* **Data provided**
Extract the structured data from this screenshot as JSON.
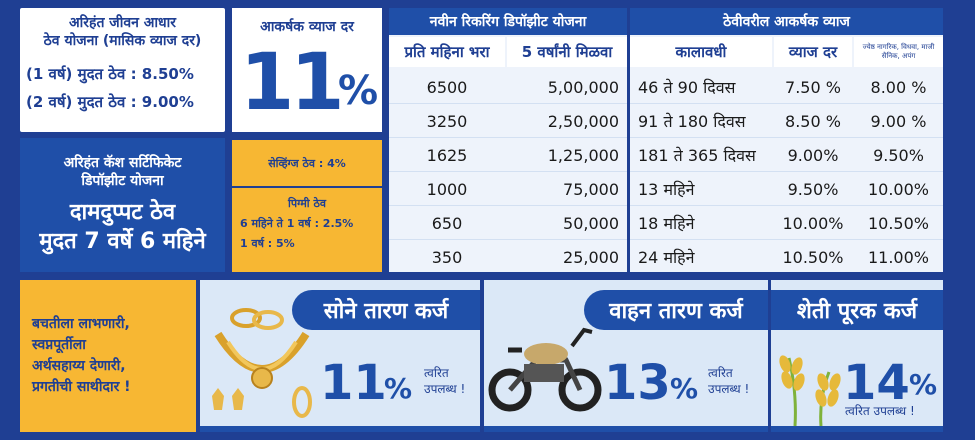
{
  "monthly_scheme": {
    "title_line1": "अरिहंत जीवन आधार",
    "title_line2": "ठेव योजना (मासिक व्याज दर)",
    "row1": "(1 वर्ष) मुदत ठेव :  8.50%",
    "row2": "(2 वर्ष) मुदत ठेव :  9.00%"
  },
  "cash_cert": {
    "line1": "अरिहंत कॅश सर्टिफिकेट",
    "line2": "डिपॉझीट योजना",
    "big1": "दामदुप्पट ठेव",
    "big2": "मुदत 7 वर्षे 6 महिने"
  },
  "rate_box": {
    "header": "आकर्षक व्याज दर",
    "number": "11",
    "percent": "%"
  },
  "savings": {
    "label": "सेव्हिंग्ज ठेव : 4%"
  },
  "pigmy": {
    "title": "पिग्मी ठेव",
    "line1": "6 महिने  ते 1 वर्ष : 2.5%",
    "line2": "1 वर्ष : 5%"
  },
  "rd_table": {
    "title": "नवीन रिकरिंग डिपॉझीट योजना",
    "headers": [
      "प्रति महिना भरा",
      "5 वर्षांनी मिळवा"
    ],
    "rows": [
      [
        "6500",
        "5,00,000"
      ],
      [
        "3250",
        "2,50,000"
      ],
      [
        "1625",
        "1,25,000"
      ],
      [
        "1000",
        "75,000"
      ],
      [
        "650",
        "50,000"
      ],
      [
        "350",
        "25,000"
      ]
    ]
  },
  "fd_table": {
    "title": "ठेवीवरील आकर्षक व्याज",
    "headers": [
      "कालावधी",
      "व्याज दर",
      "ज्येष्ठ नागरिक, विधवा, माजी सैनिक, अपंग"
    ],
    "rows": [
      [
        "46 ते 90 दिवस",
        "7.50 %",
        "8.00 %"
      ],
      [
        "91 ते 180 दिवस",
        "8.50 %",
        "9.00 %"
      ],
      [
        "181 ते 365 दिवस",
        "9.00%",
        "9.50%"
      ],
      [
        "13 महिने",
        "9.50%",
        "10.00%"
      ],
      [
        "18 महिने",
        "10.00%",
        "10.50%"
      ],
      [
        "24 महिने",
        "10.50%",
        "11.00%"
      ]
    ]
  },
  "slogan": {
    "line1": "बचतीला लाभणारी,",
    "line2": "स्वप्नपूर्तीला",
    "line3": "अर्थसहाय्य देणारी,",
    "line4": "प्रगतीची साथीदार !"
  },
  "loans": {
    "gold": {
      "title": "सोने तारण कर्ज",
      "rate": "11",
      "pct": "%",
      "avail1": "त्वरित",
      "avail2": "उपलब्ध !",
      "icon": "gold-jewellery-icon"
    },
    "vehicle": {
      "title": "वाहन तारण कर्ज",
      "rate": "13",
      "pct": "%",
      "avail1": "त्वरित",
      "avail2": "उपलब्ध !",
      "icon": "motorcycle-icon"
    },
    "farm": {
      "title": "शेती पूरक कर्ज",
      "rate": "14",
      "pct": "%",
      "avail1": "त्वरित उपलब्ध !",
      "icon": "wheat-icon"
    }
  },
  "colors": {
    "brand_blue": "#1f4fa8",
    "dark_blue": "#1f3f93",
    "yellow": "#f7b733",
    "light_blue": "#dbe8f7"
  }
}
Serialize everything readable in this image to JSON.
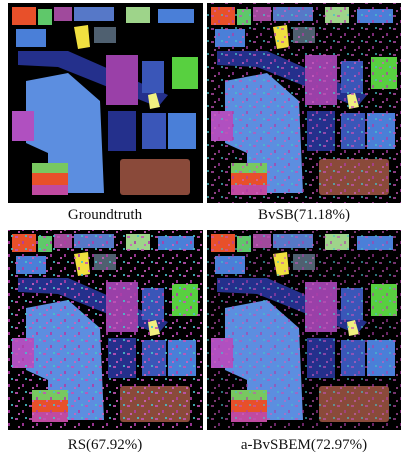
{
  "panels": [
    {
      "caption": "Groundtruth"
    },
    {
      "caption": "BvSB(71.18%)"
    },
    {
      "caption": "RS(67.92%)"
    },
    {
      "caption": "a-BvSBEM(72.97%)"
    }
  ]
}
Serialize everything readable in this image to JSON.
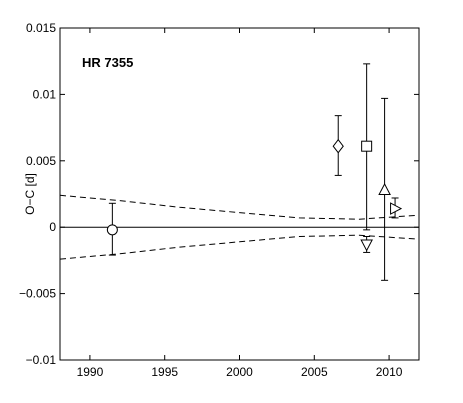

* **Required task**
Repeat each record exactly, with the pictures left out.

* **Solution to the exercise**
Extract the structured data from this screenshot as JSON.
{
  "monthly_scheme": {
    "title_line1": "अरिहंत जीवन आधार",
    "title_line2": "ठेव योजना (मासिक व्याज दर)",
    "row1": "(1 वर्ष) मुदत ठेव :  8.50%",
    "row2": "(2 वर्ष) मुदत ठेव :  9.00%"
  },
  "cash_cert": {
    "line1": "अरिहंत कॅश सर्टिफिकेट",
    "line2": "डिपॉझीट योजना",
    "big1": "दामदुप्पट ठेव",
    "big2": "मुदत 7 वर्षे 6 महिने"
  },
  "rate_box": {
    "header": "आकर्षक व्याज दर",
    "number": "11",
    "percent": "%"
  },
  "savings": {
    "label": "सेव्हिंग्ज ठेव : 4%"
  },
  "pigmy": {
    "title": "पिग्मी ठेव",
    "line1": "6 महिने  ते 1 वर्ष : 2.5%",
    "line2": "1 वर्ष : 5%"
  },
  "rd_table": {
    "title": "नवीन रिकरिंग डिपॉझीट योजना",
    "headers": [
      "प्रति महिना भरा",
      "5 वर्षांनी मिळवा"
    ],
    "rows": [
      [
        "6500",
        "5,00,000"
      ],
      [
        "3250",
        "2,50,000"
      ],
      [
        "1625",
        "1,25,000"
      ],
      [
        "1000",
        "75,000"
      ],
      [
        "650",
        "50,000"
      ],
      [
        "350",
        "25,000"
      ]
    ]
  },
  "fd_table": {
    "title": "ठेवीवरील आकर्षक व्याज",
    "headers": [
      "कालावधी",
      "व्याज दर",
      "ज्येष्ठ नागरिक, विधवा, माजी सैनिक, अपंग"
    ],
    "rows": [
      [
        "46 ते 90 दिवस",
        "7.50 %",
        "8.00 %"
      ],
      [
        "91 ते 180 दिवस",
        "8.50 %",
        "9.00 %"
      ],
      [
        "181 ते 365 दिवस",
        "9.00%",
        "9.50%"
      ],
      [
        "13 महिने",
        "9.50%",
        "10.00%"
      ],
      [
        "18 महिने",
        "10.00%",
        "10.50%"
      ],
      [
        "24 महिने",
        "10.50%",
        "11.00%"
      ]
    ]
  },
  "slogan": {
    "line1": "बचतीला लाभणारी,",
    "line2": "स्वप्नपूर्तीला",
    "line3": "अर्थसहाय्य देणारी,",
    "line4": "प्रगतीची साथीदार !"
  },
  "loans": {
    "gold": {
      "title": "सोने तारण कर्ज",
      "rate": "11",
      "pct": "%",
      "avail1": "त्वरित",
      "avail2": "उपलब्ध !",
      "icon": "gold-jewellery-icon"
    },
    "vehicle": {
      "title": "वाहन तारण कर्ज",
      "rate": "13",
      "pct": "%",
      "avail1": "त्वरित",
      "avail2": "उपलब्ध !",
      "icon": "motorcycle-icon"
    },
    "farm": {
      "title": "शेती पूरक कर्ज",
      "rate": "14",
      "pct": "%",
      "avail1": "त्वरित उपलब्ध !",
      "icon": "wheat-icon"
    }
  },
  "colors": {
    "brand_blue": "#1f4fa8",
    "dark_blue": "#1f3f93",
    "yellow": "#f7b733",
    "light_blue": "#dbe8f7"
  }
}
Serialize everything readable in this image to JSON.
{
  "panels": [
    {
      "caption": "Groundtruth"
    },
    {
      "caption": "BvSB(71.18%)"
    },
    {
      "caption": "RS(67.92%)"
    },
    {
      "caption": "a-BvSBEM(72.97%)"
    }
  ]
}
Serialize everything readable in this image to JSON.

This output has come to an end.